◆ Prompt: Go through the entries below and pick out every line with "TradingView".

*** Exercise input ***

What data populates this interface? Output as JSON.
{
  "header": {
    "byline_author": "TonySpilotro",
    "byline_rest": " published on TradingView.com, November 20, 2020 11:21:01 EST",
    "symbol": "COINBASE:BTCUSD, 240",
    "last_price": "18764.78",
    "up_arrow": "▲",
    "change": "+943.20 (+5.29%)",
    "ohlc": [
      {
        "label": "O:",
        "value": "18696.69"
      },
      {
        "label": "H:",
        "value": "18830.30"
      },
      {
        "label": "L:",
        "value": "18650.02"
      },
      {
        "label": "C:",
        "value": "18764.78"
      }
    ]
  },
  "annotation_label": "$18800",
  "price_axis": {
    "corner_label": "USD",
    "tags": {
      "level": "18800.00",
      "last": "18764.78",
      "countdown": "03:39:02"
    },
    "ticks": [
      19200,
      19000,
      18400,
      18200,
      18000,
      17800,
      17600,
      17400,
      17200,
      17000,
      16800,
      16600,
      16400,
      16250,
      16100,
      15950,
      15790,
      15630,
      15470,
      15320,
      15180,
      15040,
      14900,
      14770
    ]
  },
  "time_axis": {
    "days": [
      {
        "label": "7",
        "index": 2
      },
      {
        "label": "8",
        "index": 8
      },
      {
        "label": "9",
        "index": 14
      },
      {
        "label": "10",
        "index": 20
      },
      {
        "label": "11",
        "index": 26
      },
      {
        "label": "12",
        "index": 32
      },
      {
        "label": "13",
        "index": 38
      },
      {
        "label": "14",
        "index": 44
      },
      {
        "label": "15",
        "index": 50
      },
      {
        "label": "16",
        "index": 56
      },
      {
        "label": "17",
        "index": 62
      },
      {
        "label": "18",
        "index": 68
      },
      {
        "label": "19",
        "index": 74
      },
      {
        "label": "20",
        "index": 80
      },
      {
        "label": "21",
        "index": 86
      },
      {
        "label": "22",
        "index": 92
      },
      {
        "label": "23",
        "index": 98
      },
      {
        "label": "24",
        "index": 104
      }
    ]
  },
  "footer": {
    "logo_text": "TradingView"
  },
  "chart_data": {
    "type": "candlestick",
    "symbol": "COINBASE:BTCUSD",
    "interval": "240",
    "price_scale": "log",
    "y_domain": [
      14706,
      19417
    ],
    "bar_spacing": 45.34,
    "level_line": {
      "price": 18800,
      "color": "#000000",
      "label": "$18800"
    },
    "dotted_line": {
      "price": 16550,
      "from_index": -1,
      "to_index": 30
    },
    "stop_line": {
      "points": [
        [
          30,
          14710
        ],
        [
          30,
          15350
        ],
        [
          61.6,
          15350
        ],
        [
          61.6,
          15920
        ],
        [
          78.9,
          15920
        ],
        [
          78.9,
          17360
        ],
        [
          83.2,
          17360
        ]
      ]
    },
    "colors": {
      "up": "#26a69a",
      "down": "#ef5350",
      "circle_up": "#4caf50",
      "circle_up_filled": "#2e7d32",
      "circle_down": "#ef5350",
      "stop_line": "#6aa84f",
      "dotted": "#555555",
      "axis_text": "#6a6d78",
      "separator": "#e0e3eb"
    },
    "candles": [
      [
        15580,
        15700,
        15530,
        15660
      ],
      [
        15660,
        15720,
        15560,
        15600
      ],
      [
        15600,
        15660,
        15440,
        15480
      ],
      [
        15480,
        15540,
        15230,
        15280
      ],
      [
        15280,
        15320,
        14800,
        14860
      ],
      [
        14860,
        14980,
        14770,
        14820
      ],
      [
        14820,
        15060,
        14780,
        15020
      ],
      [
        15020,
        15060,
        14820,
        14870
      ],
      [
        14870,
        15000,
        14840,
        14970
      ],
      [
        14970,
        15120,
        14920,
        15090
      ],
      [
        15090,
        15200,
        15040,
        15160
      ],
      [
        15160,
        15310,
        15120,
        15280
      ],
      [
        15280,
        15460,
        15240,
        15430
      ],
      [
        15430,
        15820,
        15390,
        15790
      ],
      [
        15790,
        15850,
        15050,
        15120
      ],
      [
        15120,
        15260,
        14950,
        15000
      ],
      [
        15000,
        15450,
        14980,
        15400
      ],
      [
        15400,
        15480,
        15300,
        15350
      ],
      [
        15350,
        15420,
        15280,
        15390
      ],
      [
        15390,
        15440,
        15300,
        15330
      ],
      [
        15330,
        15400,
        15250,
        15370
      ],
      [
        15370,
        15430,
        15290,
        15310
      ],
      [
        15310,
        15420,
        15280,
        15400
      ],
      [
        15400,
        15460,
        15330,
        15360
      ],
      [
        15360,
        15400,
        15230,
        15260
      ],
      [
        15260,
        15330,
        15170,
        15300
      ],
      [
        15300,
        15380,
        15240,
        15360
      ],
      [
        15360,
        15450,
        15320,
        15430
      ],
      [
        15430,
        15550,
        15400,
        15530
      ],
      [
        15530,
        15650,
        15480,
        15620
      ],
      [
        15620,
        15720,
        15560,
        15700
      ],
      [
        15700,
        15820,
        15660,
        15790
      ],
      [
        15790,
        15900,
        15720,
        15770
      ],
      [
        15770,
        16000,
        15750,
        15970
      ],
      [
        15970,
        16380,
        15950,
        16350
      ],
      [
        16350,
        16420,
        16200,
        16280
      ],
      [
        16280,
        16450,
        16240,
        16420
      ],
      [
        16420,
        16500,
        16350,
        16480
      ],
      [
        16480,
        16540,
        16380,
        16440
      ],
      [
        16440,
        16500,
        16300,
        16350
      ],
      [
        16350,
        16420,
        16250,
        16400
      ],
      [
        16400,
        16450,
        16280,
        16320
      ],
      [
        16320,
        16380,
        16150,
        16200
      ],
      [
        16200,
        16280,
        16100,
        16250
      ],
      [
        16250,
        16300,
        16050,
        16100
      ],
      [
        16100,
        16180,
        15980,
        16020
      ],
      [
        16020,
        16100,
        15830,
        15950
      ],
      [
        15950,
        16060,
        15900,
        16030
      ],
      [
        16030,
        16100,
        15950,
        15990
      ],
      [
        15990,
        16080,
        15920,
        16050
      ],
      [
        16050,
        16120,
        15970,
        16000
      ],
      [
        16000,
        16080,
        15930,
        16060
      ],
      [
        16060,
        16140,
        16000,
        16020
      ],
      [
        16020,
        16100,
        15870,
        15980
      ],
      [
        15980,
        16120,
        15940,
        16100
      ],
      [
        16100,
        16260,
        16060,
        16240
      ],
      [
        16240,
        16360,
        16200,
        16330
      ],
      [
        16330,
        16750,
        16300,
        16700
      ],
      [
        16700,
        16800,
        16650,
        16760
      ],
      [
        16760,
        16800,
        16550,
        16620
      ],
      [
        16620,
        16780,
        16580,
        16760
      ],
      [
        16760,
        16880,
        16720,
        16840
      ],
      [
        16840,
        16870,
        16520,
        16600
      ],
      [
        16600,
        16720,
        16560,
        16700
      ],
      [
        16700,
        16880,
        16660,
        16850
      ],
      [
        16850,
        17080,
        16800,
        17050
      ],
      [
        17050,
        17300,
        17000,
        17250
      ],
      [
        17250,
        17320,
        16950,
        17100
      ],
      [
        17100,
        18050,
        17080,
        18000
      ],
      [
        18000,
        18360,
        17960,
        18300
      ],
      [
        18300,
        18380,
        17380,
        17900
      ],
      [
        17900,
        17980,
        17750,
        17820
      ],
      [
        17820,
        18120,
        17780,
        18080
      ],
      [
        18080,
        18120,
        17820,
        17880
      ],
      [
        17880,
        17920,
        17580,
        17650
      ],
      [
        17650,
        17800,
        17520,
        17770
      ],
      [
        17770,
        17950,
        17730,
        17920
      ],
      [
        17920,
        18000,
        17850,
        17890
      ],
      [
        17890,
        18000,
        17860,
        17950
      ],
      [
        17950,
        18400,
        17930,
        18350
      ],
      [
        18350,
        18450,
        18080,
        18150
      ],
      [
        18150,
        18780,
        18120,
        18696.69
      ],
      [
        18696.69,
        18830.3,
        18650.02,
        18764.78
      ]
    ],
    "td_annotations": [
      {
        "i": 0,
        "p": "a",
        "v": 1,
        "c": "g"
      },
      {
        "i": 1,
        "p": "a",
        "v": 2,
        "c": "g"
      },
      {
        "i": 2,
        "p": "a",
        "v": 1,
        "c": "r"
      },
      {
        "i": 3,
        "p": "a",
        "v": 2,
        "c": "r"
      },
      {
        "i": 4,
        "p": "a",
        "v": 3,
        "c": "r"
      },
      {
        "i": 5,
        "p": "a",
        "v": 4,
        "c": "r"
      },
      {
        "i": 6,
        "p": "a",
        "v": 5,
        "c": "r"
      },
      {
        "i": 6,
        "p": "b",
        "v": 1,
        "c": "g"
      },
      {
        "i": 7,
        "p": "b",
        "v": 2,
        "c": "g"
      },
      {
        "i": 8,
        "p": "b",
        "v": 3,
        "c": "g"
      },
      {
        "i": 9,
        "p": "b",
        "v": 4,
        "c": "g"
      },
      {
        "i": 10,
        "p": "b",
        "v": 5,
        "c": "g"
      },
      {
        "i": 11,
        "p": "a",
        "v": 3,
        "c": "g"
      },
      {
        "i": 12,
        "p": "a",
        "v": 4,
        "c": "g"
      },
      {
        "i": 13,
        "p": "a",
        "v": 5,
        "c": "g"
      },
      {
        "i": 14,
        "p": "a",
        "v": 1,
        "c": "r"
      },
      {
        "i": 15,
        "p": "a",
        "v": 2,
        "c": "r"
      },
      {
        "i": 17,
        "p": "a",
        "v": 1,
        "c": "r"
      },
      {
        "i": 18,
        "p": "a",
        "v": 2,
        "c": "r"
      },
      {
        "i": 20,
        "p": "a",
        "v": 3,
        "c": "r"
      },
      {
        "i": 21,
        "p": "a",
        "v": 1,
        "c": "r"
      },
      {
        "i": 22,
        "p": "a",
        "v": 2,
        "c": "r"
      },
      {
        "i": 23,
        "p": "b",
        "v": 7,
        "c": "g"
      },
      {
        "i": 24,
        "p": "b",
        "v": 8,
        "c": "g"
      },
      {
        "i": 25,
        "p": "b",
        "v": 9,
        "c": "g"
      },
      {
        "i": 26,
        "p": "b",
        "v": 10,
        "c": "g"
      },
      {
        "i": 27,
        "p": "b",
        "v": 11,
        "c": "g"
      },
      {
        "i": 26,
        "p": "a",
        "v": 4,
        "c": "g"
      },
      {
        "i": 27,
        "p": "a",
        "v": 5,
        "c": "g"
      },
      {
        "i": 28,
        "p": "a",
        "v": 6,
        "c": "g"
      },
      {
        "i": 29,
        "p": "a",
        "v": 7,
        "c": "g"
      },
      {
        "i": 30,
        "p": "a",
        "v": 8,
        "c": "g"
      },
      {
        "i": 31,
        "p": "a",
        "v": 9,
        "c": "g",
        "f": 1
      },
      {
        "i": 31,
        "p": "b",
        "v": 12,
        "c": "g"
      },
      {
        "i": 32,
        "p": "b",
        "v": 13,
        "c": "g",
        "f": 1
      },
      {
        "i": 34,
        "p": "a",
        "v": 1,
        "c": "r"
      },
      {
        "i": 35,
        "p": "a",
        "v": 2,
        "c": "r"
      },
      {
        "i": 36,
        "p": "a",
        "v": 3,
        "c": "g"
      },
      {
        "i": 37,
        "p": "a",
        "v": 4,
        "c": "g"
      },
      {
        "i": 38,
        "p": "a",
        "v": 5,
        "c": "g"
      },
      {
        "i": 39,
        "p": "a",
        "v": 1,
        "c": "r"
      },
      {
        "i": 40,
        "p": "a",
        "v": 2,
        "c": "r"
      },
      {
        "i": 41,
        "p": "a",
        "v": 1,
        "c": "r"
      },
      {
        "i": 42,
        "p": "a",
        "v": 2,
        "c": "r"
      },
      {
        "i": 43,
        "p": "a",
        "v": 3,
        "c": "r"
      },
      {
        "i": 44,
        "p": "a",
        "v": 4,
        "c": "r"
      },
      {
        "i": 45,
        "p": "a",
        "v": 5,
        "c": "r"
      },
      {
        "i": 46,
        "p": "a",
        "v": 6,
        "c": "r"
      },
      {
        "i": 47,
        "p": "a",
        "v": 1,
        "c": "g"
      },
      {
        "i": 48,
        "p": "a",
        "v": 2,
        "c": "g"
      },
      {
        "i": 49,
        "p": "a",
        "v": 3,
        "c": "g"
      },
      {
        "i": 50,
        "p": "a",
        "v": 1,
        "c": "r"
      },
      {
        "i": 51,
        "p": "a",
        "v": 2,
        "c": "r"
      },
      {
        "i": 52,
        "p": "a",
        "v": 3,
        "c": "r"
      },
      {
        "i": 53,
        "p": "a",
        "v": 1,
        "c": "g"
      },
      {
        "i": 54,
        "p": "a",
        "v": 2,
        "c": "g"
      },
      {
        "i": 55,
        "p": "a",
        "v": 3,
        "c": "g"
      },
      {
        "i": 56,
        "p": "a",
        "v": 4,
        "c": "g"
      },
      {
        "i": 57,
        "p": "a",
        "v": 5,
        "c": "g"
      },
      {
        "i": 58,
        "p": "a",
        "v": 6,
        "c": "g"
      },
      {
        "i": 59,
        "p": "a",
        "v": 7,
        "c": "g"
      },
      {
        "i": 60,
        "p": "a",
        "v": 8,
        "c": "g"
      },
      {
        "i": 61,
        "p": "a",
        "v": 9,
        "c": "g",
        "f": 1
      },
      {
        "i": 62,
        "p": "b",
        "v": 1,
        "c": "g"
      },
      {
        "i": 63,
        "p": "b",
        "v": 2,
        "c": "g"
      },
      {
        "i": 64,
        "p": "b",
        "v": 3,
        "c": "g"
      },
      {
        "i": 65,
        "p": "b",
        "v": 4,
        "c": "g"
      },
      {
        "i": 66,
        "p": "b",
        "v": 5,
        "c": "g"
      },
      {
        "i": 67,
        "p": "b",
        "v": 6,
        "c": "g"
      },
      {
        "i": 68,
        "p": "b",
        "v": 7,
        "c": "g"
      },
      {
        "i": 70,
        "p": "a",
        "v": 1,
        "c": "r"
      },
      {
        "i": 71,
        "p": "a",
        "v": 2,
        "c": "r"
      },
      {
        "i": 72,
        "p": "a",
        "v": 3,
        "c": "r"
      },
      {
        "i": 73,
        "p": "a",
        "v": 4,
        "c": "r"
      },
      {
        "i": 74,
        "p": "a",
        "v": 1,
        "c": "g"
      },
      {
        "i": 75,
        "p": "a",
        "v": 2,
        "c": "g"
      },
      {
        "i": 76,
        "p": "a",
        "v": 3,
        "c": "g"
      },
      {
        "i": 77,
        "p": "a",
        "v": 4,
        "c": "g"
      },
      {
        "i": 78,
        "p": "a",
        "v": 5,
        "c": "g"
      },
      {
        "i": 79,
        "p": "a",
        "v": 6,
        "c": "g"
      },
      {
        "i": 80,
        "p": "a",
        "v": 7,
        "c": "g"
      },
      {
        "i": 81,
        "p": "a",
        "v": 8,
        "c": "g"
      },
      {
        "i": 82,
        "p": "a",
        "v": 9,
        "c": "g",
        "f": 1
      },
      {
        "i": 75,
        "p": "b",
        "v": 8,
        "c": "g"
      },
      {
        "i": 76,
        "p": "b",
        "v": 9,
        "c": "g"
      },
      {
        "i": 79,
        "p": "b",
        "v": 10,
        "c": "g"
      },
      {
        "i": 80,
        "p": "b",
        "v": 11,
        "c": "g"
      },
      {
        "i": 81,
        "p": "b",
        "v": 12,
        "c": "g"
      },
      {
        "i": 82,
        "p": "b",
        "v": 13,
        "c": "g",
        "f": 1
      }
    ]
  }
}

***

◆ Correct result:
    "byline_rest": " published on TradingView.com, November 20, 2020 11:21:01 EST",
    "logo_text": "TradingView"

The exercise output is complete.